Find every line of the listing below where "Beam" appears, and copy it.

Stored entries
────────
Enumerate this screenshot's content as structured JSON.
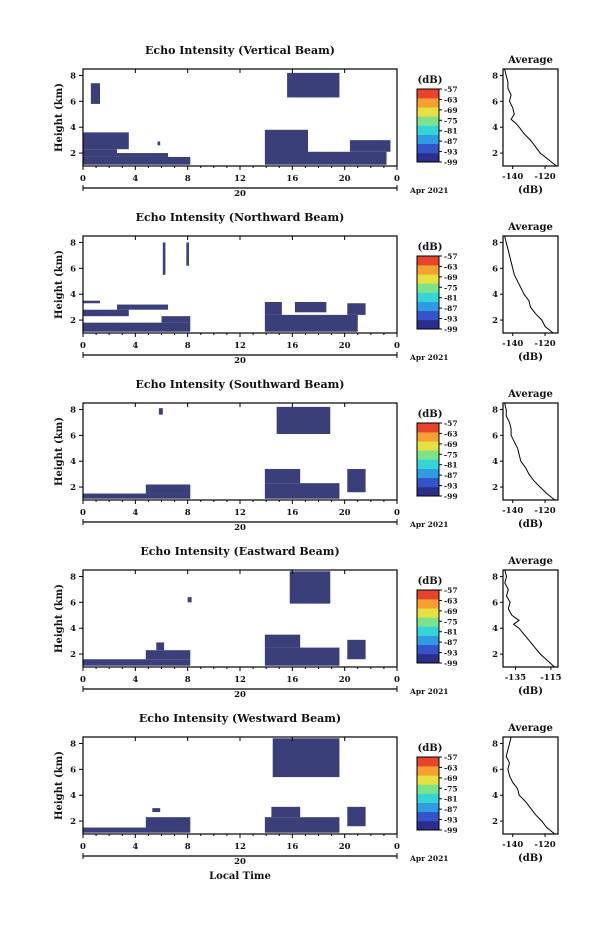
{
  "page": {
    "xaxis_label": "Local Time"
  },
  "common": {
    "ylabel": "Height (km)",
    "date_label": "Apr 2021",
    "day_label": "20",
    "x_ticks": [
      "0",
      "4",
      "8",
      "12",
      "16",
      "20",
      "0"
    ],
    "y_ticks": [
      "2",
      "4",
      "6",
      "8"
    ],
    "colorbar_unit": "(dB)",
    "colorbar_ticks": [
      "-57",
      "-63",
      "-69",
      "-75",
      "-81",
      "-87",
      "-93",
      "-99"
    ],
    "avg_title": "Average",
    "avg_xlabel": "(dB)"
  },
  "colors": {
    "echo_fill": "#3a3f7a",
    "colormap": [
      "#2b2f8c",
      "#3355c8",
      "#2f9be0",
      "#35d4d8",
      "#7be38a",
      "#e6e040",
      "#f5a030",
      "#e8442c"
    ]
  },
  "chart_data": [
    {
      "type": "heatmap",
      "title": "Echo Intensity (Vertical Beam)",
      "xlim_hours": [
        0,
        24
      ],
      "ylim_km": [
        1,
        8.5
      ],
      "intensity_unit": "dB",
      "colorbar_range": [
        -99,
        -57
      ],
      "echo_regions": [
        {
          "t": [
            0,
            8.2
          ],
          "h": [
            1.1,
            1.7
          ]
        },
        {
          "t": [
            0,
            2.6
          ],
          "h": [
            1.7,
            2.3
          ]
        },
        {
          "t": [
            2.6,
            6.5
          ],
          "h": [
            1.7,
            2.0
          ]
        },
        {
          "t": [
            0,
            3.5
          ],
          "h": [
            2.3,
            3.6
          ]
        },
        {
          "t": [
            0.6,
            1.3
          ],
          "h": [
            5.8,
            7.4
          ]
        },
        {
          "t": [
            5.7,
            5.9
          ],
          "h": [
            2.6,
            2.9
          ]
        },
        {
          "t": [
            13.9,
            17.2
          ],
          "h": [
            1.1,
            3.8
          ]
        },
        {
          "t": [
            17.2,
            23.2
          ],
          "h": [
            1.1,
            2.1
          ]
        },
        {
          "t": [
            20.4,
            23.5
          ],
          "h": [
            2.1,
            3.0
          ]
        },
        {
          "t": [
            15.6,
            19.6
          ],
          "h": [
            6.3,
            8.2
          ]
        }
      ],
      "average_profile": {
        "xlabel": "(dB)",
        "x_ticks": [
          -140,
          -120
        ],
        "xlim": [
          -146,
          -112
        ],
        "height_km": [
          1.0,
          1.5,
          2.0,
          2.5,
          3.0,
          3.5,
          4.0,
          4.3,
          4.6,
          5.0,
          5.5,
          6.0,
          6.5,
          7.0,
          7.5,
          8.0,
          8.5
        ],
        "mean_db": [
          -113,
          -118,
          -123,
          -126,
          -129,
          -133,
          -136,
          -138,
          -141,
          -139,
          -140,
          -142,
          -141,
          -143,
          -143,
          -144,
          -145
        ]
      }
    },
    {
      "type": "heatmap",
      "title": "Echo Intensity (Northward Beam)",
      "xlim_hours": [
        0,
        24
      ],
      "ylim_km": [
        1,
        8.5
      ],
      "intensity_unit": "dB",
      "colorbar_range": [
        -99,
        -57
      ],
      "echo_regions": [
        {
          "t": [
            0,
            8.2
          ],
          "h": [
            1.1,
            1.8
          ]
        },
        {
          "t": [
            6.0,
            8.2
          ],
          "h": [
            1.8,
            2.3
          ]
        },
        {
          "t": [
            0,
            3.5
          ],
          "h": [
            2.3,
            2.8
          ]
        },
        {
          "t": [
            2.6,
            6.5
          ],
          "h": [
            2.8,
            3.2
          ]
        },
        {
          "t": [
            0,
            1.3
          ],
          "h": [
            3.3,
            3.5
          ]
        },
        {
          "t": [
            13.9,
            21.0
          ],
          "h": [
            1.1,
            2.4
          ]
        },
        {
          "t": [
            13.9,
            15.2
          ],
          "h": [
            2.4,
            3.4
          ]
        },
        {
          "t": [
            16.2,
            18.6
          ],
          "h": [
            2.6,
            3.4
          ]
        },
        {
          "t": [
            20.2,
            21.6
          ],
          "h": [
            2.4,
            3.3
          ]
        },
        {
          "t": [
            6.1,
            6.3
          ],
          "h": [
            5.5,
            8.0
          ]
        },
        {
          "t": [
            7.9,
            8.1
          ],
          "h": [
            6.2,
            8.0
          ]
        }
      ],
      "average_profile": {
        "xlabel": "(dB)",
        "x_ticks": [
          -140,
          -120
        ],
        "xlim": [
          -146,
          -112
        ],
        "height_km": [
          1.0,
          1.5,
          2.0,
          2.5,
          3.0,
          3.5,
          4.0,
          4.5,
          5.0,
          5.5,
          6.0,
          6.5,
          7.0,
          7.5,
          8.0,
          8.5
        ],
        "mean_db": [
          -115,
          -120,
          -122,
          -126,
          -129,
          -130,
          -133,
          -135,
          -137,
          -139,
          -140,
          -141,
          -142,
          -143,
          -144,
          -145
        ]
      }
    },
    {
      "type": "heatmap",
      "title": "Echo Intensity (Southward Beam)",
      "xlim_hours": [
        0,
        24
      ],
      "ylim_km": [
        1,
        8.5
      ],
      "intensity_unit": "dB",
      "colorbar_range": [
        -99,
        -57
      ],
      "echo_regions": [
        {
          "t": [
            0,
            8.2
          ],
          "h": [
            1.1,
            1.5
          ]
        },
        {
          "t": [
            4.8,
            8.2
          ],
          "h": [
            1.5,
            2.2
          ]
        },
        {
          "t": [
            13.9,
            19.6
          ],
          "h": [
            1.1,
            2.3
          ]
        },
        {
          "t": [
            13.9,
            16.6
          ],
          "h": [
            2.3,
            3.4
          ]
        },
        {
          "t": [
            20.2,
            21.6
          ],
          "h": [
            1.6,
            3.4
          ]
        },
        {
          "t": [
            14.8,
            18.9
          ],
          "h": [
            6.1,
            8.2
          ]
        },
        {
          "t": [
            5.8,
            6.1
          ],
          "h": [
            7.6,
            8.1
          ]
        }
      ],
      "average_profile": {
        "xlabel": "(dB)",
        "x_ticks": [
          -140,
          -120
        ],
        "xlim": [
          -146,
          -112
        ],
        "height_km": [
          1.0,
          1.5,
          2.0,
          2.5,
          3.0,
          3.5,
          4.0,
          4.5,
          5.0,
          5.5,
          6.0,
          6.5,
          7.0,
          7.5,
          8.0,
          8.5
        ],
        "mean_db": [
          -114,
          -119,
          -123,
          -127,
          -130,
          -132,
          -135,
          -136,
          -137,
          -139,
          -141,
          -141,
          -142,
          -144,
          -144,
          -145
        ]
      }
    },
    {
      "type": "heatmap",
      "title": "Echo Intensity (Eastward Beam)",
      "xlim_hours": [
        0,
        24
      ],
      "ylim_km": [
        1,
        8.5
      ],
      "intensity_unit": "dB",
      "colorbar_range": [
        -99,
        -57
      ],
      "echo_regions": [
        {
          "t": [
            0,
            8.2
          ],
          "h": [
            1.1,
            1.6
          ]
        },
        {
          "t": [
            4.8,
            8.2
          ],
          "h": [
            1.6,
            2.3
          ]
        },
        {
          "t": [
            5.6,
            6.2
          ],
          "h": [
            2.3,
            2.9
          ]
        },
        {
          "t": [
            13.9,
            19.6
          ],
          "h": [
            1.1,
            2.5
          ]
        },
        {
          "t": [
            13.9,
            16.6
          ],
          "h": [
            2.5,
            3.5
          ]
        },
        {
          "t": [
            20.2,
            21.6
          ],
          "h": [
            1.6,
            3.1
          ]
        },
        {
          "t": [
            15.8,
            18.9
          ],
          "h": [
            5.9,
            8.4
          ]
        },
        {
          "t": [
            8.0,
            8.3
          ],
          "h": [
            6.0,
            6.4
          ]
        }
      ],
      "average_profile": {
        "xlabel": "(dB)",
        "x_ticks": [
          -135,
          -115
        ],
        "xlim": [
          -142,
          -111
        ],
        "height_km": [
          1.0,
          1.5,
          2.0,
          2.5,
          3.0,
          3.5,
          4.0,
          4.3,
          4.6,
          5.0,
          5.5,
          6.0,
          6.5,
          7.0,
          7.5,
          8.0,
          8.5
        ],
        "mean_db": [
          -113,
          -117,
          -121,
          -124,
          -127,
          -130,
          -133,
          -136,
          -133,
          -137,
          -139,
          -138,
          -140,
          -139,
          -141,
          -140,
          -141
        ]
      }
    },
    {
      "type": "heatmap",
      "title": "Echo Intensity (Westward Beam)",
      "xlim_hours": [
        0,
        24
      ],
      "ylim_km": [
        1,
        8.5
      ],
      "intensity_unit": "dB",
      "colorbar_range": [
        -99,
        -57
      ],
      "echo_regions": [
        {
          "t": [
            0,
            8.2
          ],
          "h": [
            1.1,
            1.5
          ]
        },
        {
          "t": [
            4.8,
            8.2
          ],
          "h": [
            1.5,
            2.3
          ]
        },
        {
          "t": [
            5.3,
            5.9
          ],
          "h": [
            2.7,
            3.0
          ]
        },
        {
          "t": [
            13.9,
            19.6
          ],
          "h": [
            1.1,
            2.3
          ]
        },
        {
          "t": [
            14.4,
            16.6
          ],
          "h": [
            2.3,
            3.1
          ]
        },
        {
          "t": [
            20.2,
            21.6
          ],
          "h": [
            1.6,
            3.1
          ]
        },
        {
          "t": [
            14.5,
            19.6
          ],
          "h": [
            5.4,
            8.4
          ]
        }
      ],
      "average_profile": {
        "xlabel": "(dB)",
        "x_ticks": [
          -140,
          -120
        ],
        "xlim": [
          -146,
          -112
        ],
        "height_km": [
          1.0,
          1.5,
          2.0,
          2.5,
          3.0,
          3.5,
          4.0,
          4.5,
          5.0,
          5.5,
          6.0,
          6.5,
          7.0,
          7.5,
          8.0,
          8.5
        ],
        "mean_db": [
          -114,
          -119,
          -122,
          -126,
          -129,
          -132,
          -136,
          -137,
          -140,
          -142,
          -143,
          -142,
          -144,
          -143,
          -142,
          -141
        ]
      }
    }
  ]
}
────────
### Completed task
      "title": "Echo Intensity (Vertical Beam)",
      "title": "Echo Intensity (Northward Beam)",
      "title": "Echo Intensity (Southward Beam)",
      "title": "Echo Intensity (Eastward Beam)",
      "title": "Echo Intensity (Westward Beam)",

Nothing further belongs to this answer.